**EXERCISE DIRECTIONS:** Write out the whole of the material exactly.

**Stored records:**

>> BEGIN

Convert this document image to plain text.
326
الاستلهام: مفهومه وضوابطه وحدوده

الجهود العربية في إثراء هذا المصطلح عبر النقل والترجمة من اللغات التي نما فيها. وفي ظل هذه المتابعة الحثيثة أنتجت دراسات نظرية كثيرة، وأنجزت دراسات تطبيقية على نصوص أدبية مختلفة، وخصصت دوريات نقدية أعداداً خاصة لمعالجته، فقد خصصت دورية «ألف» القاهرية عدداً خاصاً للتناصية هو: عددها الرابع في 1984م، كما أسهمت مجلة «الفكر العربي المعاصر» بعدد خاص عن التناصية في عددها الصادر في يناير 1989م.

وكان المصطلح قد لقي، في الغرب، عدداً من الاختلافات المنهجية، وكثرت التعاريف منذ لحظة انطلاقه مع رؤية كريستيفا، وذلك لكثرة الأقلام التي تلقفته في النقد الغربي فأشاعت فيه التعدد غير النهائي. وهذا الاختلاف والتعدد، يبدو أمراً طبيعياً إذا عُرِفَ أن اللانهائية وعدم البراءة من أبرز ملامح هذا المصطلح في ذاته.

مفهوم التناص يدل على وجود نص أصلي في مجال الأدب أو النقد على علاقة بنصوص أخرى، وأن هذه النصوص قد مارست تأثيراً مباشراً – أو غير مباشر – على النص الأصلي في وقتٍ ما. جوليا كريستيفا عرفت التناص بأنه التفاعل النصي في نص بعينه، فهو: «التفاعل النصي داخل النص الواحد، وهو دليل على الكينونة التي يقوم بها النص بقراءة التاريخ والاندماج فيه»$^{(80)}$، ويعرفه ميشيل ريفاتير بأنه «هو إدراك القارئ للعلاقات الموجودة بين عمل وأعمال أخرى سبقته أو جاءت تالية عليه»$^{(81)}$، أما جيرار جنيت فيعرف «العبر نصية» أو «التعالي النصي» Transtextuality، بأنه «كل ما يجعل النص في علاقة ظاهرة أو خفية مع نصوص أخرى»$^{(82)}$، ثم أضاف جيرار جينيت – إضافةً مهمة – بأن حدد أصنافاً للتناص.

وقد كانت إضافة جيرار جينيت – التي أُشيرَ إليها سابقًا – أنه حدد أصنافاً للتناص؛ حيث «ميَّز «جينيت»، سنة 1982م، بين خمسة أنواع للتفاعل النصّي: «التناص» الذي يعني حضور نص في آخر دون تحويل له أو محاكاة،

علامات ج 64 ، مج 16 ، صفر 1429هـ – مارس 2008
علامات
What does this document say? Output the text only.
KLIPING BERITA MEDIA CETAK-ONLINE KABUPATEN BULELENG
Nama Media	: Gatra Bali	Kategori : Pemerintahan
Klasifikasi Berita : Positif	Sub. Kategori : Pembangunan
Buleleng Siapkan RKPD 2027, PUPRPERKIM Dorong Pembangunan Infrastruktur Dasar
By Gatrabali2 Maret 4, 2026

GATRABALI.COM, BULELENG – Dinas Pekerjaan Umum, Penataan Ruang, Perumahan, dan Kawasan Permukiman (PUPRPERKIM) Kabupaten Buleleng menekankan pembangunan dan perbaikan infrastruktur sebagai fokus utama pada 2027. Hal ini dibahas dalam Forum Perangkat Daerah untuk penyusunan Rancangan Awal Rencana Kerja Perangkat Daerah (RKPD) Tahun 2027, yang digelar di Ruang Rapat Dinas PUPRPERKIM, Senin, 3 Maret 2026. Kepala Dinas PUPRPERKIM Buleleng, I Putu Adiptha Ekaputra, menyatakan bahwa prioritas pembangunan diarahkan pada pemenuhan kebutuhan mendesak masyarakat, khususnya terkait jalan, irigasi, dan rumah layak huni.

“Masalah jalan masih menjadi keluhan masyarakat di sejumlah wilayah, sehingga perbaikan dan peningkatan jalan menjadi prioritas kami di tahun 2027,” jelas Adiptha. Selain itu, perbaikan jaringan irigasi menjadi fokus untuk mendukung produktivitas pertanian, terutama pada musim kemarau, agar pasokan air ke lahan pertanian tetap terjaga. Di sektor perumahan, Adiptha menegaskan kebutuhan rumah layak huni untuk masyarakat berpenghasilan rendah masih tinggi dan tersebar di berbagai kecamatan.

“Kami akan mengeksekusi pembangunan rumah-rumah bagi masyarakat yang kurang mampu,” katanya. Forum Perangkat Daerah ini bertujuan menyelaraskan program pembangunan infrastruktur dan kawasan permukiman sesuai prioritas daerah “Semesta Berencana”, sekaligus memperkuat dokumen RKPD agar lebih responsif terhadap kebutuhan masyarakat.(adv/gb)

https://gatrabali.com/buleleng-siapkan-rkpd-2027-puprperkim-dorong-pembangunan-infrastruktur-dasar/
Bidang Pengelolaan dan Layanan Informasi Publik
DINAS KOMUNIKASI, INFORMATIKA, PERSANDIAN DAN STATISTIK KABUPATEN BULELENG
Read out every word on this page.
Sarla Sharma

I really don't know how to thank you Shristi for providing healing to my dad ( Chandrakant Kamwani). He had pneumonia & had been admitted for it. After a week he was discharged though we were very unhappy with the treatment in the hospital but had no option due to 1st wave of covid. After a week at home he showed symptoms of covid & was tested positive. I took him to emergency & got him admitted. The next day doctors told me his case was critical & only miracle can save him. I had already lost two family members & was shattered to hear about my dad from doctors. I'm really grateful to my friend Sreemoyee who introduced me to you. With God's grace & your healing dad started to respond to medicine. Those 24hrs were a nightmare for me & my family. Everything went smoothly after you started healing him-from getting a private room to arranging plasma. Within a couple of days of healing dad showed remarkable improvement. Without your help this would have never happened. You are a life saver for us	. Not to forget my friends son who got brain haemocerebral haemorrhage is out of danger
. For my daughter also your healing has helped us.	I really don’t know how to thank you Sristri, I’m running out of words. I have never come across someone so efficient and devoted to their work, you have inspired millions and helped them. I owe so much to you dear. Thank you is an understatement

>> END

**ANSWER FOR THIS EXERCISE:**
Convert this document image to plain text.
326
الاستلهام: مفهومه وضوابطه وحدوده

الجهود العربية في إثراء هذا المصطلح عبر النقل والترجمة من اللغات التي نما فيها. وفي ظل هذه المتابعة الحثيثة أنتجت دراسات نظرية كثيرة، وأنجزت دراسات تطبيقية على نصوص أدبية مختلفة، وخصصت دوريات نقدية أعداداً خاصة لمعالجته، فقد خصصت دورية «ألف» القاهرية عدداً خاصاً للتناصية هو: عددها الرابع في 1984م، كما أسهمت مجلة «الفكر العربي المعاصر» بعدد خاص عن التناصية في عددها الصادر في يناير 1989م.

وكان المصطلح قد لقي، في الغرب، عدداً من الاختلافات المنهجية، وكثرت التعاريف منذ لحظة انطلاقه مع رؤية كريستيفا، وذلك لكثرة الأقلام التي تلقفته في النقد الغربي فأشاعت فيه التعدد غير النهائي. وهذا الاختلاف والتعدد، يبدو أمراً طبيعياً إذا عُرِفَ أن اللانهائية وعدم البراءة من أبرز ملامح هذا المصطلح في ذاته.

مفهوم التناص يدل على وجود نص أصلي في مجال الأدب أو النقد على علاقة بنصوص أخرى، وأن هذه النصوص قد مارست تأثيراً مباشراً – أو غير مباشر – على النص الأصلي في وقتٍ ما. جوليا كريستيفا عرفت التناص بأنه التفاعل النصي في نص بعينه، فهو: «التفاعل النصي داخل النص الواحد، وهو دليل على الكينونة التي يقوم بها النص بقراءة التاريخ والاندماج فيه»$^{(80)}$، ويعرفه ميشيل ريفاتير بأنه «هو إدراك القارئ للعلاقات الموجودة بين عمل وأعمال أخرى سبقته أو جاءت تالية عليه»$^{(81)}$، أما جيرار جنيت فيعرف «العبر نصية» أو «التعالي النصي» Transtextuality، بأنه «كل ما يجعل النص في علاقة ظاهرة أو خفية مع نصوص أخرى»$^{(82)}$، ثم أضاف جيرار جينيت – إضافةً مهمة – بأن حدد أصنافاً للتناص.

وقد كانت إضافة جيرار جينيت – التي أُشيرَ إليها سابقًا – أنه حدد أصنافاً للتناص؛ حيث «ميَّز «جينيت»، سنة 1982م، بين خمسة أنواع للتفاعل النصّي: «التناص» الذي يعني حضور نص في آخر دون تحويل له أو محاكاة،

علامات ج 64 ، مج 16 ، صفر 1429هـ – مارس 2008
علامات
What does this document say? Output the text only.
KLIPING BERITA MEDIA CETAK-ONLINE KABUPATEN BULELENG
Nama Media	: Gatra Bali	Kategori : Pemerintahan
Klasifikasi Berita : Positif	Sub. Kategori : Pembangunan
Buleleng Siapkan RKPD 2027, PUPRPERKIM Dorong Pembangunan Infrastruktur Dasar
By Gatrabali2 Maret 4, 2026

GATRABALI.COM, BULELENG – Dinas Pekerjaan Umum, Penataan Ruang, Perumahan, dan Kawasan Permukiman (PUPRPERKIM) Kabupaten Buleleng menekankan pembangunan dan perbaikan infrastruktur sebagai fokus utama pada 2027. Hal ini dibahas dalam Forum Perangkat Daerah untuk penyusunan Rancangan Awal Rencana Kerja Perangkat Daerah (RKPD) Tahun 2027, yang digelar di Ruang Rapat Dinas PUPRPERKIM, Senin, 3 Maret 2026. Kepala Dinas PUPRPERKIM Buleleng, I Putu Adiptha Ekaputra, menyatakan bahwa prioritas pembangunan diarahkan pada pemenuhan kebutuhan mendesak masyarakat, khususnya terkait jalan, irigasi, dan rumah layak huni.

“Masalah jalan masih menjadi keluhan masyarakat di sejumlah wilayah, sehingga perbaikan dan peningkatan jalan menjadi prioritas kami di tahun 2027,” jelas Adiptha. Selain itu, perbaikan jaringan irigasi menjadi fokus untuk mendukung produktivitas pertanian, terutama pada musim kemarau, agar pasokan air ke lahan pertanian tetap terjaga. Di sektor perumahan, Adiptha menegaskan kebutuhan rumah layak huni untuk masyarakat berpenghasilan rendah masih tinggi dan tersebar di berbagai kecamatan.

“Kami akan mengeksekusi pembangunan rumah-rumah bagi masyarakat yang kurang mampu,” katanya. Forum Perangkat Daerah ini bertujuan menyelaraskan program pembangunan infrastruktur dan kawasan permukiman sesuai prioritas daerah “Semesta Berencana”, sekaligus memperkuat dokumen RKPD agar lebih responsif terhadap kebutuhan masyarakat.(adv/gb)

https://gatrabali.com/buleleng-siapkan-rkpd-2027-puprperkim-dorong-pembangunan-infrastruktur-dasar/
Bidang Pengelolaan dan Layanan Informasi Publik
DINAS KOMUNIKASI, INFORMATIKA, PERSANDIAN DAN STATISTIK KABUPATEN BULELENG
Read out every word on this page.
Sarla Sharma

I really don't know how to thank you Shristi for providing healing to my dad ( Chandrakant Kamwani). He had pneumonia & had been admitted for it. After a week he was discharged though we were very unhappy with the treatment in the hospital but had no option due to 1st wave of covid. After a week at home he showed symptoms of covid & was tested positive. I took him to emergency & got him admitted. The next day doctors told me his case was critical & only miracle can save him. I had already lost two family members & was shattered to hear about my dad from doctors. I'm really grateful to my friend Sreemoyee who introduced me to you. With God's grace & your healing dad started to respond to medicine. Those 24hrs were a nightmare for me & my family. Everything went smoothly after you started healing him-from getting a private room to arranging plasma. Within a couple of days of healing dad showed remarkable improvement. Without your help this would have never happened. You are a life saver for us	. Not to forget my friends son who got brain haemocerebral haemorrhage is out of danger
. For my daughter also your healing has helped us.	I really don’t know how to thank you Sristri, I’m running out of words. I have never come across someone so efficient and devoted to their work, you have inspired millions and helped them. I owe so much to you dear. Thank you is an understatement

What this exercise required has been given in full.